■ **EXERCISE AIM**
Could you continue the devotional on answered prayer below, starting right after its last sentence?

■ **SOURCE DOCUMENT**
He Certainly Does Answer, [Prayer]

 “He shall call upon Me, and I will answer him;
         I will be with him in trouble;
         I will deliver him and honor him.”

Psalm 91:15

“So I tell you to ask and you will receive, search and you will find, knock and the door will be opened for you.” 

 Luke 1:9

Our Father God very much wants to put us into a ‘win-win’ situation.  This is remarkable considering our our pathetic condition.  It seems we cannot generate enough steam to reduce the tension in our own lives, much less others. We are more or less ‘babes in the woods’ when it comes to anything of spiritual consequence.  We can only hope that He goes before us, unlocking doors, and making us look important.

But these verses do act as an encouragement.  He fully intends that we step into a door that has been widened and opened for us to step through, right into a room of full grace and assurance.  He intends that we make it real, and accept all that is done for us, in His grace and mercy.

■ **LISTED ENTRIES**
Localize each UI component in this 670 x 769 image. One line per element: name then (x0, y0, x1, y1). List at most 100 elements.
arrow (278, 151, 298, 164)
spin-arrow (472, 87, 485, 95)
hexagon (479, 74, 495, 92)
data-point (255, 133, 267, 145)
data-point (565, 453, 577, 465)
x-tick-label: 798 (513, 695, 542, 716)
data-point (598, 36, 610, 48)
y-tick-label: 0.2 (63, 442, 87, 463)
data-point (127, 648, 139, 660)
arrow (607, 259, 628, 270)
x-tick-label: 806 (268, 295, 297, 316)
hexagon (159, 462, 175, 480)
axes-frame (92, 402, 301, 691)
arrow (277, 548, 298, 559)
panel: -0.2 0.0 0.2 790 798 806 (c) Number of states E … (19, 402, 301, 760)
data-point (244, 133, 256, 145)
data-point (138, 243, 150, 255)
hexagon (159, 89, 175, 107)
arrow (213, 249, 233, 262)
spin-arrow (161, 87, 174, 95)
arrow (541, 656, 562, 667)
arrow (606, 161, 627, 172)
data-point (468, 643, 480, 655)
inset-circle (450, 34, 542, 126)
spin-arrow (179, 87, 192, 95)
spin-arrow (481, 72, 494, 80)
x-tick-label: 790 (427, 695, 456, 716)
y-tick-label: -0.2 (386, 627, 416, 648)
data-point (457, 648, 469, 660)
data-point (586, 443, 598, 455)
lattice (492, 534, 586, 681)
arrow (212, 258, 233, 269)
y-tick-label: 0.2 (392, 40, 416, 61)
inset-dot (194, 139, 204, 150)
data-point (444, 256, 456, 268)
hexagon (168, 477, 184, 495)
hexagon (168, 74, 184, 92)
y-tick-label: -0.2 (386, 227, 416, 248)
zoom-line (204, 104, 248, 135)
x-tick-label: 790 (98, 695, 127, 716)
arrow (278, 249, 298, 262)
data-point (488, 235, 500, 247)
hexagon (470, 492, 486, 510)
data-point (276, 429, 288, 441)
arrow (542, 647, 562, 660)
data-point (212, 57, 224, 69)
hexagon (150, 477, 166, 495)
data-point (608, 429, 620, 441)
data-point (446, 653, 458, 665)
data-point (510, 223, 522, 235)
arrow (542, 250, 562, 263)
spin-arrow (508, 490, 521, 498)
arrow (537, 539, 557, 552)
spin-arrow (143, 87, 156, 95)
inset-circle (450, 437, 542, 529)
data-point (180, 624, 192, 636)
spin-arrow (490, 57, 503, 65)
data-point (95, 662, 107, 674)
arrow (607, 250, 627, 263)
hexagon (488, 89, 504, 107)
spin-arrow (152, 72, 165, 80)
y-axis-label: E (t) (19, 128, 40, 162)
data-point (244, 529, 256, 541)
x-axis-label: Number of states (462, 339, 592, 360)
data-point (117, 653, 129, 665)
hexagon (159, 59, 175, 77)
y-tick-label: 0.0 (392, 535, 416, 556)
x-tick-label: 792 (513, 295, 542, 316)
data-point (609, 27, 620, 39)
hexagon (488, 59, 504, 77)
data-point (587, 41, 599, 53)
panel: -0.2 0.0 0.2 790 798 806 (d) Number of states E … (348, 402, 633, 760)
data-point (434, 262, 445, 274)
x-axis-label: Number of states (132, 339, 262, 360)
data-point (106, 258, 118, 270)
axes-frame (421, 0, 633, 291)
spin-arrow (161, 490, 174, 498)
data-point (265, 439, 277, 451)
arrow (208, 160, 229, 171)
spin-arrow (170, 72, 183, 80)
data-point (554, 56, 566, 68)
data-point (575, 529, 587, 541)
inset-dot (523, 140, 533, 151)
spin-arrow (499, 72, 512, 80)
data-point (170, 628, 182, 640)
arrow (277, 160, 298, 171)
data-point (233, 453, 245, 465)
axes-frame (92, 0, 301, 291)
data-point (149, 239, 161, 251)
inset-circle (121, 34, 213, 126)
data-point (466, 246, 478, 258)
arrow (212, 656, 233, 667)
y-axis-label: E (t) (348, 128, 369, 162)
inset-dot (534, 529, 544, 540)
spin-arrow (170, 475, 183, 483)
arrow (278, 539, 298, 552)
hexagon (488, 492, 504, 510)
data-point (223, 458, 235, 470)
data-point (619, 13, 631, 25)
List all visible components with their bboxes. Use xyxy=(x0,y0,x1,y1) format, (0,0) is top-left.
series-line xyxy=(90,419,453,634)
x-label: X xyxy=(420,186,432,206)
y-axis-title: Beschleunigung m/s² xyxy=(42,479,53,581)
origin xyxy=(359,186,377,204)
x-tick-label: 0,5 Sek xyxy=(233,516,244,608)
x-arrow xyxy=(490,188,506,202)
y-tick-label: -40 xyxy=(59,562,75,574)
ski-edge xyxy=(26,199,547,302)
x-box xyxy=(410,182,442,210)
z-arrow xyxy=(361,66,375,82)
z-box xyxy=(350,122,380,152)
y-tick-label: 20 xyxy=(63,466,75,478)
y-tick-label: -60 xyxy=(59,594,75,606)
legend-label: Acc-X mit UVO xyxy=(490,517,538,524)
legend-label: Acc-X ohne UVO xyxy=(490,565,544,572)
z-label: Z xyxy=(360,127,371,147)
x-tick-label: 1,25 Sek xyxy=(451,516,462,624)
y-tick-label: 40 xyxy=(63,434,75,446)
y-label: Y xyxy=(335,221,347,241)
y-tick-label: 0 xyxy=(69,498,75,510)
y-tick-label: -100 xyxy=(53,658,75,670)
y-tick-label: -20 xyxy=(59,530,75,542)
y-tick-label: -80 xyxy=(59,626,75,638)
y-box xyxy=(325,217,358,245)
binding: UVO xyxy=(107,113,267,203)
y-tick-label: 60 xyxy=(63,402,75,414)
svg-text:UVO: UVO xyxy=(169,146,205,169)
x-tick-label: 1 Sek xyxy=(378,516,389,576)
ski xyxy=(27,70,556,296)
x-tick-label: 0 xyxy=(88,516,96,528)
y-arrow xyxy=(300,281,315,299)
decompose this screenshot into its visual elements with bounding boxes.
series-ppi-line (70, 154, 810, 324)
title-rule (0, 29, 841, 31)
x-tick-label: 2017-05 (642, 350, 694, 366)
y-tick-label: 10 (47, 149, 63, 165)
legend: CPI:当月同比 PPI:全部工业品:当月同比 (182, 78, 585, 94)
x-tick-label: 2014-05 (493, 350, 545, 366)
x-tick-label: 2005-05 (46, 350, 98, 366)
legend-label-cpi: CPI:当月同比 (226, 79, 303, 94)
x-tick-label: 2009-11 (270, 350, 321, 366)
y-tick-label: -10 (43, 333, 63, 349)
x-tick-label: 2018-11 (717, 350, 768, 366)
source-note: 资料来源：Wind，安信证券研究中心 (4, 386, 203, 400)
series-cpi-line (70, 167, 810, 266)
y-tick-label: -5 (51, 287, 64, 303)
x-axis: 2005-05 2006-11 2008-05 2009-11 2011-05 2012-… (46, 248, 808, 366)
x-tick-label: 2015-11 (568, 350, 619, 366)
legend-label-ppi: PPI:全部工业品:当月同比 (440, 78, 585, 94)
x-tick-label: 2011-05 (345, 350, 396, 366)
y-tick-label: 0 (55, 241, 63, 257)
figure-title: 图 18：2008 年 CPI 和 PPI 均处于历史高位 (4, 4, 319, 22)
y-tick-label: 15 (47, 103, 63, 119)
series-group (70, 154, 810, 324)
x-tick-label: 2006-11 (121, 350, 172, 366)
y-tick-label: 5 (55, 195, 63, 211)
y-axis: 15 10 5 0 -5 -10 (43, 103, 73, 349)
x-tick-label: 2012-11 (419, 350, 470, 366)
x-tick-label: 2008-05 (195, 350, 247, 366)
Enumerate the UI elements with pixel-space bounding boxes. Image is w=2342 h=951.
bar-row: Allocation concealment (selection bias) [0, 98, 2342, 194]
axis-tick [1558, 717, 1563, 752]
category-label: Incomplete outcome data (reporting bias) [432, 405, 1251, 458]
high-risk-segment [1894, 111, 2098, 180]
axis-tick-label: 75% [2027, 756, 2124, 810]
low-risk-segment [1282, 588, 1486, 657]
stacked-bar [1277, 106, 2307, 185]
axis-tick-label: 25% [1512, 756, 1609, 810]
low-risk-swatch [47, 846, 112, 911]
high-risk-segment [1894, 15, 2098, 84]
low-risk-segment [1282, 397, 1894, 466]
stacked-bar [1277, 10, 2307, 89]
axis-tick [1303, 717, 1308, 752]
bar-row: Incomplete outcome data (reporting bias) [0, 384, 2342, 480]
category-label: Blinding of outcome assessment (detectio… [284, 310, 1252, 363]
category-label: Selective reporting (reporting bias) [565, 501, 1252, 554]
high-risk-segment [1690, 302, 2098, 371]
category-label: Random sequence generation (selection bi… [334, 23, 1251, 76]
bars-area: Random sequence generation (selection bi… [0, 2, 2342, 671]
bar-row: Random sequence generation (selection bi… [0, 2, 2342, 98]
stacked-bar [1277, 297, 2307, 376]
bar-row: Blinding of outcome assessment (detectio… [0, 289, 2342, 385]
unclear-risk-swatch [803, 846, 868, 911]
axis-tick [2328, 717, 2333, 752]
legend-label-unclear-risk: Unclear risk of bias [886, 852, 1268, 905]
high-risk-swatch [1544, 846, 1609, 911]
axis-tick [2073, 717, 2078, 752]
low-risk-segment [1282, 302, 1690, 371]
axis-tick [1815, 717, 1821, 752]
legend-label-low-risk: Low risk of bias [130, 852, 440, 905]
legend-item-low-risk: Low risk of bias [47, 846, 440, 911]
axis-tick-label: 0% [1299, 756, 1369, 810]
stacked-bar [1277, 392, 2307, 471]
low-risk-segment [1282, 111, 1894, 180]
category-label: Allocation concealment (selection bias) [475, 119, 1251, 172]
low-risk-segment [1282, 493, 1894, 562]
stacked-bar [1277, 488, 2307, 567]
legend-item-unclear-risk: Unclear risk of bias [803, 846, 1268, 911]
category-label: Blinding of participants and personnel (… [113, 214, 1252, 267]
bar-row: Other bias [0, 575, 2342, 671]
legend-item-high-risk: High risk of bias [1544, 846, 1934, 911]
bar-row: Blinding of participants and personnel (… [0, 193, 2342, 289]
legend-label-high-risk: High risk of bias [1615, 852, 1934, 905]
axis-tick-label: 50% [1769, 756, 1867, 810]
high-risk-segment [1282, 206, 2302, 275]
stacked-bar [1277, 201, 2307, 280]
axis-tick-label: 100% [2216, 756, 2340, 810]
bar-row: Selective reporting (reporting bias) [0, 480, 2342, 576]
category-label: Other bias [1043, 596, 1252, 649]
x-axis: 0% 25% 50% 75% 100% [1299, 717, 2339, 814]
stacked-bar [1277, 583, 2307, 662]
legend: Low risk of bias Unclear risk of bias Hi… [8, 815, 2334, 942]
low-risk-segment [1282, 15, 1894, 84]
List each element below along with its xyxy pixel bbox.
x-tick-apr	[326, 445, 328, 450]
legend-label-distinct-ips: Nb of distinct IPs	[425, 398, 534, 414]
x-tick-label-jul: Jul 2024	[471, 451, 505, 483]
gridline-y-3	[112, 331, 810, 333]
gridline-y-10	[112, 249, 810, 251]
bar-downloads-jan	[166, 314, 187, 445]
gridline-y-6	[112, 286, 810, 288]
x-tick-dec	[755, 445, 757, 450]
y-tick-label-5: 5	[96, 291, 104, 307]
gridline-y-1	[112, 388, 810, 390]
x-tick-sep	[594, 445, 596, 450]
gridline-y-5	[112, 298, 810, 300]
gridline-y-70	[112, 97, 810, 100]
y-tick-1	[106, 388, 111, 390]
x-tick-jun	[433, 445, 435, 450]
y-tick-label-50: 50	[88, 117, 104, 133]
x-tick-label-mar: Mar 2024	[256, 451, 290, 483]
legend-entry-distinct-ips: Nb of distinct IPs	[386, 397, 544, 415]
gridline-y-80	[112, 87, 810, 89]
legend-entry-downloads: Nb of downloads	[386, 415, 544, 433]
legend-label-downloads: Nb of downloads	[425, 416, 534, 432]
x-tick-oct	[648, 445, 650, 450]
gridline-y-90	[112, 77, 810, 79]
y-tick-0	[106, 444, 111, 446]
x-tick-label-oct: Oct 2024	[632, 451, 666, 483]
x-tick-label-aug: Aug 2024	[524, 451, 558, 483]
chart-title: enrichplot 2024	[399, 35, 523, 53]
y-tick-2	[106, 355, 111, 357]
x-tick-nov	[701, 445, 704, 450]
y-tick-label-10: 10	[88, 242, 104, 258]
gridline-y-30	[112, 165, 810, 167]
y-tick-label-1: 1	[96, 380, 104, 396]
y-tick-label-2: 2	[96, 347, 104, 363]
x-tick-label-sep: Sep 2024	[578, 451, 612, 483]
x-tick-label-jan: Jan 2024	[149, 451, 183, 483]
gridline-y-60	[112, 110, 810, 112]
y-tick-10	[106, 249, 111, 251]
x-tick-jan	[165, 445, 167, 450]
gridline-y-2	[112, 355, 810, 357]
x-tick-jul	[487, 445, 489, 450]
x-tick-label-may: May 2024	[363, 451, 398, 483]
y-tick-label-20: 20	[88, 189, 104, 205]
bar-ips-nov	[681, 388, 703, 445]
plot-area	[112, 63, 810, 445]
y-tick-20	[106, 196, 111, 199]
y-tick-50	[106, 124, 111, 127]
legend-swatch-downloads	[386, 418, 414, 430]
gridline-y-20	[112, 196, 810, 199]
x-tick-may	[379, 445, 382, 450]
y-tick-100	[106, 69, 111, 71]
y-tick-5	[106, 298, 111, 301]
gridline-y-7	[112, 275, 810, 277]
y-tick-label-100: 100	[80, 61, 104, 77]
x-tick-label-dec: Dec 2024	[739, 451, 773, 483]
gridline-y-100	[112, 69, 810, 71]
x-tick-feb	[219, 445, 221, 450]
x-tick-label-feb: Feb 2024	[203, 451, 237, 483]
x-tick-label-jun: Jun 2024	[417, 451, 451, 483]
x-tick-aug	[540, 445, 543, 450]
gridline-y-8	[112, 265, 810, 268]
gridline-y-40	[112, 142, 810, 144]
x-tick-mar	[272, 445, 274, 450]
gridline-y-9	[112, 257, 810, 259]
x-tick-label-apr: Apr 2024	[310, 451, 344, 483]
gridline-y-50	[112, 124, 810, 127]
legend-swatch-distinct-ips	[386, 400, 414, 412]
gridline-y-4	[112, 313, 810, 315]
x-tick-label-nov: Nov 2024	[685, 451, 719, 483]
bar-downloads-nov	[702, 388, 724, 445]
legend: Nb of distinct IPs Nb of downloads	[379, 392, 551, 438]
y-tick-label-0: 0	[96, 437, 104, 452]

■ **TASK ANSWER**
Prayer is incredible.  When we finally begin to understand, we start to see that He is actively encouraging us to step’ into the wind.’  To stand and not be ‘wimps’.  To become disciples who are open to seeing things that take on a supernatural significance; so we must make the decision to become sensitive to the needs of others.

The Father is excavating a deeper place for us to pray.  As we step into this new place, we find an increased amplitude to extend ourselves into the lives of the struggling among us.  There becomes for us a new place of a strong intercession, something that is substantially fresh and aware.  It doesn’t seem to get more sophisticated, only more gentle and alert.

But we must pray.  We must engage the enemy that tries to advance.  To fail in doing this leaves many unprotected and vulnerable.  It really is not acceptable for us to let Satan roll over our friend’s hearts and lives.  We must provide resistance and strength to our loved ones. They may never know the prayer we offered them; until heaven.

Prayer is our key, and we need to move with it in a deliberate and direct manner.  So much of the enemy’s focus is directed towards our times of prayer.  Prayer disturbs him.  He tries to ‘corral’ us and to reduce our access to the Father.  But if we only press forward, we will find a freedom and liberty waiting for us.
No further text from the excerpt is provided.